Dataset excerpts
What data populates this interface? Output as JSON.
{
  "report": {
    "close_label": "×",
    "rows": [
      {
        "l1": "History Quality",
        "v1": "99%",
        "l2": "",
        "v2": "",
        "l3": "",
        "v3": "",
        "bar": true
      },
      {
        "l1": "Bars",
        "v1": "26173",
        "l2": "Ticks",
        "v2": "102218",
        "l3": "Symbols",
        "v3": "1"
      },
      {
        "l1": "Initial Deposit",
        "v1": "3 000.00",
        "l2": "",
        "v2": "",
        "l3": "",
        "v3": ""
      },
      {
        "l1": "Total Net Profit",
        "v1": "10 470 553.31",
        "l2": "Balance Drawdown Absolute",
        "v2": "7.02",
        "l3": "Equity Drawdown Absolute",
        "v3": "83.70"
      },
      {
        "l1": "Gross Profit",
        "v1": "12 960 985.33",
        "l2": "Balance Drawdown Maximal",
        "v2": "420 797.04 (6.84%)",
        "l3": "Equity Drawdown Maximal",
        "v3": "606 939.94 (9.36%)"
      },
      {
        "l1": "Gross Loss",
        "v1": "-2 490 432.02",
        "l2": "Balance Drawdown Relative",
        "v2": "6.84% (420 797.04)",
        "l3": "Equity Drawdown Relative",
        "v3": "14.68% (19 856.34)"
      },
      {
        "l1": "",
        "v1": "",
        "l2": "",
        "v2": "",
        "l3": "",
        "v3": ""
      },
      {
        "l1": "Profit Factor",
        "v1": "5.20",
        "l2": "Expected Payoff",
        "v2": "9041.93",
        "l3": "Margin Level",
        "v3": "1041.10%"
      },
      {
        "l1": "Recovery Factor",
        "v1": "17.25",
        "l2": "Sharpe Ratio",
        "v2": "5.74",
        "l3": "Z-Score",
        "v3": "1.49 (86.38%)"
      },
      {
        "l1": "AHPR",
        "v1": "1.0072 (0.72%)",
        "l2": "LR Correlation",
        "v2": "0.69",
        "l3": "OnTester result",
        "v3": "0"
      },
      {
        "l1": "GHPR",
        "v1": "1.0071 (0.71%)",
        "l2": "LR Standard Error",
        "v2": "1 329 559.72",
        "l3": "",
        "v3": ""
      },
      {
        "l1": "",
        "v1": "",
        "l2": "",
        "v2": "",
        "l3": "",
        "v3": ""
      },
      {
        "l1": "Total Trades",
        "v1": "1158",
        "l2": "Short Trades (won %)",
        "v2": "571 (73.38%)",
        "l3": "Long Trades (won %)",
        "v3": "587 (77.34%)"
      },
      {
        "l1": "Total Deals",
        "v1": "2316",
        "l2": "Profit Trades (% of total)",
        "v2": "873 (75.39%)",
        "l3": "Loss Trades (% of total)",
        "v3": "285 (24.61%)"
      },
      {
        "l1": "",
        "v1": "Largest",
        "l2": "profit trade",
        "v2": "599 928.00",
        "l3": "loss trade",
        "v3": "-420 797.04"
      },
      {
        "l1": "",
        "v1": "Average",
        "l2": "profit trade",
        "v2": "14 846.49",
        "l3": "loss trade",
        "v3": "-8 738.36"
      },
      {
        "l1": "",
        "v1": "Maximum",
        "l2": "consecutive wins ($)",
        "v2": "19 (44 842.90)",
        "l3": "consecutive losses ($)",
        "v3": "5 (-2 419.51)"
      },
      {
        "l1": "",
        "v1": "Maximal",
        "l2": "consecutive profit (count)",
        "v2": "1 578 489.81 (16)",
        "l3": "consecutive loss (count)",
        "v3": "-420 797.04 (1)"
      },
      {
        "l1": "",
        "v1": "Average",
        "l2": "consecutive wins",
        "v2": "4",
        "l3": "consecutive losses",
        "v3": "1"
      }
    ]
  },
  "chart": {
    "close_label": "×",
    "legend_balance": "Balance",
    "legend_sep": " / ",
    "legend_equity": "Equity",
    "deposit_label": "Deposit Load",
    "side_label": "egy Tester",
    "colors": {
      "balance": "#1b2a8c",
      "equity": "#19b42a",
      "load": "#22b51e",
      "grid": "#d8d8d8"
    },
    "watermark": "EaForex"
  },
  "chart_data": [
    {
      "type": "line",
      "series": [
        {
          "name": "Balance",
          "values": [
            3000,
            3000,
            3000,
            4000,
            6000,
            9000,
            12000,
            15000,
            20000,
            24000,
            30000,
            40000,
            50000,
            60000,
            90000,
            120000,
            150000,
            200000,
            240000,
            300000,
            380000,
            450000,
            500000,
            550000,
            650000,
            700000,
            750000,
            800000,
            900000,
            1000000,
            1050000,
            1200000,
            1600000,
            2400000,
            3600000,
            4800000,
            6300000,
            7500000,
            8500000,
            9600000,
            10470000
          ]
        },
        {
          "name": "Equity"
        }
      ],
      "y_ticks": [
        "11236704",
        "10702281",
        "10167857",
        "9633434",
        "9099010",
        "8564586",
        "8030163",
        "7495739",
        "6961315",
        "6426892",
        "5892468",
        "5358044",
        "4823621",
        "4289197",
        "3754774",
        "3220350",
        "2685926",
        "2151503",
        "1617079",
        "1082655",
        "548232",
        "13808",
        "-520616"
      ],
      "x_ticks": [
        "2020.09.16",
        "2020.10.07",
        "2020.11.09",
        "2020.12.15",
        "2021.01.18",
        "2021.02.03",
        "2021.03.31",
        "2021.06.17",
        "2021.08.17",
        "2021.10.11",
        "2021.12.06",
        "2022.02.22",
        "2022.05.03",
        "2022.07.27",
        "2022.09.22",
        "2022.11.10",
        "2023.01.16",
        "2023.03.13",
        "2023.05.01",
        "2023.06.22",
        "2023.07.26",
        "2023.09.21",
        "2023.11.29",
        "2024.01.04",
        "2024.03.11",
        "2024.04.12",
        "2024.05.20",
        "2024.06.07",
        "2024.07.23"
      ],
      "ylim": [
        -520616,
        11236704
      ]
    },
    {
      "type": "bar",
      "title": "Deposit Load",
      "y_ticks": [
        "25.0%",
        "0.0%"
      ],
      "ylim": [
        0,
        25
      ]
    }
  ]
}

Objective - Every line above should be retyped exactly as given.

Result of this exercise -
What data populates this interface? Output as JSON.
{
  "report": {
    "close_label": "×",
    "rows": [
      {
        "l1": "History Quality",
        "v1": "99%",
        "l2": "",
        "v2": "",
        "l3": "",
        "v3": "",
        "bar": true
      },
      {
        "l1": "Bars",
        "v1": "26173",
        "l2": "Ticks",
        "v2": "102218",
        "l3": "Symbols",
        "v3": "1"
      },
      {
        "l1": "Initial Deposit",
        "v1": "3 000.00",
        "l2": "",
        "v2": "",
        "l3": "",
        "v3": ""
      },
      {
        "l1": "Total Net Profit",
        "v1": "10 470 553.31",
        "l2": "Balance Drawdown Absolute",
        "v2": "7.02",
        "l3": "Equity Drawdown Absolute",
        "v3": "83.70"
      },
      {
        "l1": "Gross Profit",
        "v1": "12 960 985.33",
        "l2": "Balance Drawdown Maximal",
        "v2": "420 797.04 (6.84%)",
        "l3": "Equity Drawdown Maximal",
        "v3": "606 939.94 (9.36%)"
      },
      {
        "l1": "Gross Loss",
        "v1": "-2 490 432.02",
        "l2": "Balance Drawdown Relative",
        "v2": "6.84% (420 797.04)",
        "l3": "Equity Drawdown Relative",
        "v3": "14.68% (19 856.34)"
      },
      {
        "l1": "",
        "v1": "",
        "l2": "",
        "v2": "",
        "l3": "",
        "v3": ""
      },
      {
        "l1": "Profit Factor",
        "v1": "5.20",
        "l2": "Expected Payoff",
        "v2": "9041.93",
        "l3": "Margin Level",
        "v3": "1041.10%"
      },
      {
        "l1": "Recovery Factor",
        "v1": "17.25",
        "l2": "Sharpe Ratio",
        "v2": "5.74",
        "l3": "Z-Score",
        "v3": "1.49 (86.38%)"
      },
      {
        "l1": "AHPR",
        "v1": "1.0072 (0.72%)",
        "l2": "LR Correlation",
        "v2": "0.69",
        "l3": "OnTester result",
        "v3": "0"
      },
      {
        "l1": "GHPR",
        "v1": "1.0071 (0.71%)",
        "l2": "LR Standard Error",
        "v2": "1 329 559.72",
        "l3": "",
        "v3": ""
      },
      {
        "l1": "",
        "v1": "",
        "l2": "",
        "v2": "",
        "l3": "",
        "v3": ""
      },
      {
        "l1": "Total Trades",
        "v1": "1158",
        "l2": "Short Trades (won %)",
        "v2": "571 (73.38%)",
        "l3": "Long Trades (won %)",
        "v3": "587 (77.34%)"
      },
      {
        "l1": "Total Deals",
        "v1": "2316",
        "l2": "Profit Trades (% of total)",
        "v2": "873 (75.39%)",
        "l3": "Loss Trades (% of total)",
        "v3": "285 (24.61%)"
      },
      {
        "l1": "",
        "v1": "Largest",
        "l2": "profit trade",
        "v2": "599 928.00",
        "l3": "loss trade",
        "v3": "-420 797.04"
      },
      {
        "l1": "",
        "v1": "Average",
        "l2": "profit trade",
        "v2": "14 846.49",
        "l3": "loss trade",
        "v3": "-8 738.36"
      },
      {
        "l1": "",
        "v1": "Maximum",
        "l2": "consecutive wins ($)",
        "v2": "19 (44 842.90)",
        "l3": "consecutive losses ($)",
        "v3": "5 (-2 419.51)"
      },
      {
        "l1": "",
        "v1": "Maximal",
        "l2": "consecutive profit (count)",
        "v2": "1 578 489.81 (16)",
        "l3": "consecutive loss (count)",
        "v3": "-420 797.04 (1)"
      },
      {
        "l1": "",
        "v1": "Average",
        "l2": "consecutive wins",
        "v2": "4",
        "l3": "consecutive losses",
        "v3": "1"
      }
    ]
  },
  "chart": {
    "close_label": "×",
    "legend_balance": "Balance",
    "legend_sep": " / ",
    "legend_equity": "Equity",
    "deposit_label": "Deposit Load",
    "side_label": "egy Tester",
    "colors": {
      "balance": "#1b2a8c",
      "equity": "#19b42a",
      "load": "#22b51e",
      "grid": "#d8d8d8"
    },
    "watermark": "EaForex"
  },
  "chart_data": [
    {
      "type": "line",
      "series": [
        {
          "name": "Balance",
          "values": [
            3000,
            3000,
            3000,
            4000,
            6000,
            9000,
            12000,
            15000,
            20000,
            24000,
            30000,
            40000,
            50000,
            60000,
            90000,
            120000,
            150000,
            200000,
            240000,
            300000,
            380000,
            450000,
            500000,
            550000,
            650000,
            700000,
            750000,
            800000,
            900000,
            1000000,
            1050000,
            1200000,
            1600000,
            2400000,
            3600000,
            4800000,
            6300000,
            7500000,
            8500000,
            9600000,
            10470000
          ]
        },
        {
          "name": "Equity"
        }
      ],
      "y_ticks": [
        "11236704",
        "10702281",
        "10167857",
        "9633434",
        "9099010",
        "8564586",
        "8030163",
        "7495739",
        "6961315",
        "6426892",
        "5892468",
        "5358044",
        "4823621",
        "4289197",
        "3754774",
        "3220350",
        "2685926",
        "2151503",
        "1617079",
        "1082655",
        "548232",
        "13808",
        "-520616"
      ],
      "x_ticks": [
        "2020.09.16",
        "2020.10.07",
        "2020.11.09",
        "2020.12.15",
        "2021.01.18",
        "2021.02.03",
        "2021.03.31",
        "2021.06.17",
        "2021.08.17",
        "2021.10.11",
        "2021.12.06",
        "2022.02.22",
        "2022.05.03",
        "2022.07.27",
        "2022.09.22",
        "2022.11.10",
        "2023.01.16",
        "2023.03.13",
        "2023.05.01",
        "2023.06.22",
        "2023.07.26",
        "2023.09.21",
        "2023.11.29",
        "2024.01.04",
        "2024.03.11",
        "2024.04.12",
        "2024.05.20",
        "2024.06.07",
        "2024.07.23"
      ],
      "ylim": [
        -520616,
        11236704
      ]
    },
    {
      "type": "bar",
      "title": "Deposit Load",
      "y_ticks": [
        "25.0%",
        "0.0%"
      ],
      "ylim": [
        0,
        25
      ]
    }
  ]
}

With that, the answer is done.